- _Exercise task_
Go through the entries below and collect each line with the string "الفتن" in it.
── Material for the task ──
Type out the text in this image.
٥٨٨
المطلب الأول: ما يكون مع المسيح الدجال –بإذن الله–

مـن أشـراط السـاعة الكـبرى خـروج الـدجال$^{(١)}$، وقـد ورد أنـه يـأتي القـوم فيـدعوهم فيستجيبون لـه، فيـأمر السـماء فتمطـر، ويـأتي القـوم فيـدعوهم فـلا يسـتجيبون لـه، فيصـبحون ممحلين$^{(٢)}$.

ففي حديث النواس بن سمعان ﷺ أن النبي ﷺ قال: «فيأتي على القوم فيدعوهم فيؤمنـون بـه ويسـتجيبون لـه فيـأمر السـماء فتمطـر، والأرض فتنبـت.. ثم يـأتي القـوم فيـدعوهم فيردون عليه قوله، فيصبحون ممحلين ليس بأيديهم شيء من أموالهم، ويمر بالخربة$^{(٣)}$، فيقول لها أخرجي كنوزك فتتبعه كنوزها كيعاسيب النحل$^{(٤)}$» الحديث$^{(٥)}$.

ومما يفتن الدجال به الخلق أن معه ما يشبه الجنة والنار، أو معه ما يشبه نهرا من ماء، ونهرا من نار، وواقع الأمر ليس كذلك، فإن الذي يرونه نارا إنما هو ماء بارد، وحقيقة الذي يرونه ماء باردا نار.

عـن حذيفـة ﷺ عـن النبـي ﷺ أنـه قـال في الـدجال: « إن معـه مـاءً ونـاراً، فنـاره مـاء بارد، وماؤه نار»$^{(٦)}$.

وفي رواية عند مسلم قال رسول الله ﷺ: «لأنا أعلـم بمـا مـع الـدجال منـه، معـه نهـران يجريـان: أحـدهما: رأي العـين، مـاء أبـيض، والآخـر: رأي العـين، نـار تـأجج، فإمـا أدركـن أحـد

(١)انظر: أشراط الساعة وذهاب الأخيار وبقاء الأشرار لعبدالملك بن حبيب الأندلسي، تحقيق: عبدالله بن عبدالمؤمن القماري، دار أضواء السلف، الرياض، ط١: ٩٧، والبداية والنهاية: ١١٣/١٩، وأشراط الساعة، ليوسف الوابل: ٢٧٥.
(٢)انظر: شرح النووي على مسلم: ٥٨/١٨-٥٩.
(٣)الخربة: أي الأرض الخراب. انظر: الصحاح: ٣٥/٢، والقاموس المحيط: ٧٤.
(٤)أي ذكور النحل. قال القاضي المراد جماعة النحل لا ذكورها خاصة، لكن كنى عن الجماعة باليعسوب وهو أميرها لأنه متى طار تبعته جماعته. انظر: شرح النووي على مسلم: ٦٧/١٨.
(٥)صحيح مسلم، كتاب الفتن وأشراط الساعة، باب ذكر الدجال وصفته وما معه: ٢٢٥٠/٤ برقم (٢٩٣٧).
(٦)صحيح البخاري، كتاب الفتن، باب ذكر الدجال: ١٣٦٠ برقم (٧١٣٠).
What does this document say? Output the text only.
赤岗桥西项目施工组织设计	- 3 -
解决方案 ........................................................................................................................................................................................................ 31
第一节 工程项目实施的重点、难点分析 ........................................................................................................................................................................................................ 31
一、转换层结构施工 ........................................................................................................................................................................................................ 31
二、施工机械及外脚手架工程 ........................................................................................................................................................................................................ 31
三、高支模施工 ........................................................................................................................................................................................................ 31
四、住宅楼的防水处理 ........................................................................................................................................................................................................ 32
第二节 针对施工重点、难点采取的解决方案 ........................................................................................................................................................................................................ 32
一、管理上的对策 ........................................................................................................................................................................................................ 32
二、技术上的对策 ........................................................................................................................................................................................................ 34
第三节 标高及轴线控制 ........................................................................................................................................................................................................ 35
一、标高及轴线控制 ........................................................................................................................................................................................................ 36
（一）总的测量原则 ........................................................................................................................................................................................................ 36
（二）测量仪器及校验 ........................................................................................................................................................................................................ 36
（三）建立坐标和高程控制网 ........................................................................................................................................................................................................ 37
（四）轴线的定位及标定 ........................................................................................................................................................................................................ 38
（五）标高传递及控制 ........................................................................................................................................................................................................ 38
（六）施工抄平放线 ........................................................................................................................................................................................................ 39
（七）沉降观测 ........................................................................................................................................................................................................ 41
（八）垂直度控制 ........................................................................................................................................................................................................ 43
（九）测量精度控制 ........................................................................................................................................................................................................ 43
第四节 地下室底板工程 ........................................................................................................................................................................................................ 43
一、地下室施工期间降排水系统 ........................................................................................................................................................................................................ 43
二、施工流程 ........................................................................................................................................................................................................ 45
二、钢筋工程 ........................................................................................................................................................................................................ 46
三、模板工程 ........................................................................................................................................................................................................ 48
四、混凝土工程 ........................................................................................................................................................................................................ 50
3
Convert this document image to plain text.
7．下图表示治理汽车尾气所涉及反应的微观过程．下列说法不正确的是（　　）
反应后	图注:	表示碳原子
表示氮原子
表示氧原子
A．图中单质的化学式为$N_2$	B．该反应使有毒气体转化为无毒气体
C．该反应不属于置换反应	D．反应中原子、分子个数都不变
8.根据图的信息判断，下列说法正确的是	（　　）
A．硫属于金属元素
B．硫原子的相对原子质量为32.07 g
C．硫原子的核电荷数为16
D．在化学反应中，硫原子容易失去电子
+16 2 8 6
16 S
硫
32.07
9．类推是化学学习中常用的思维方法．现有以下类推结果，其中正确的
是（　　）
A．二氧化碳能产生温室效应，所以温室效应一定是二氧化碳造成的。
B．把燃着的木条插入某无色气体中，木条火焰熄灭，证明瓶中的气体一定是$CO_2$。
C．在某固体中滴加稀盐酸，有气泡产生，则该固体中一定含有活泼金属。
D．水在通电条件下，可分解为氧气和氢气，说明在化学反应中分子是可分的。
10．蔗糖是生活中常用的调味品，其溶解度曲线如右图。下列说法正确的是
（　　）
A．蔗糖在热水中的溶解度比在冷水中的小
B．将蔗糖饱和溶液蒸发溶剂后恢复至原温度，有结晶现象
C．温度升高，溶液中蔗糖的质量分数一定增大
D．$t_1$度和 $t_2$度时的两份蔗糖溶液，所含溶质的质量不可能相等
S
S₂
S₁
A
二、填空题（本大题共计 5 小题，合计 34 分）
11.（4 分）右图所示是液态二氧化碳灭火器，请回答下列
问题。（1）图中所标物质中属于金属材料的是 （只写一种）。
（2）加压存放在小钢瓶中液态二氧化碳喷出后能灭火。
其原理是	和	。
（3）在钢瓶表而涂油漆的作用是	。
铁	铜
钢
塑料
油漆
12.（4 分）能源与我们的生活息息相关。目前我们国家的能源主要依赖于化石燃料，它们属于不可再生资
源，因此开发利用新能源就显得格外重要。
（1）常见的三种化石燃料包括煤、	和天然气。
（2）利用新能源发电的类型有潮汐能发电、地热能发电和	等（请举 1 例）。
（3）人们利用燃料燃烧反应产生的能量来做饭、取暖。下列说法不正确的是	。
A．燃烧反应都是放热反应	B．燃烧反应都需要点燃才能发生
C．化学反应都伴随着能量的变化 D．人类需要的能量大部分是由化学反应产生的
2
───
- _Result_
(٥)صحيح مسلم، كتاب الفتن وأشراط الساعة، باب ذكر الدجال وصفته وما معه: ٢٢٥٠/٤ برقم (٢٩٣٧).
(٦)صحيح البخاري، كتاب الفتن، باب ذكر الدجال: ١٣٦٠ برقم (٧١٣٠).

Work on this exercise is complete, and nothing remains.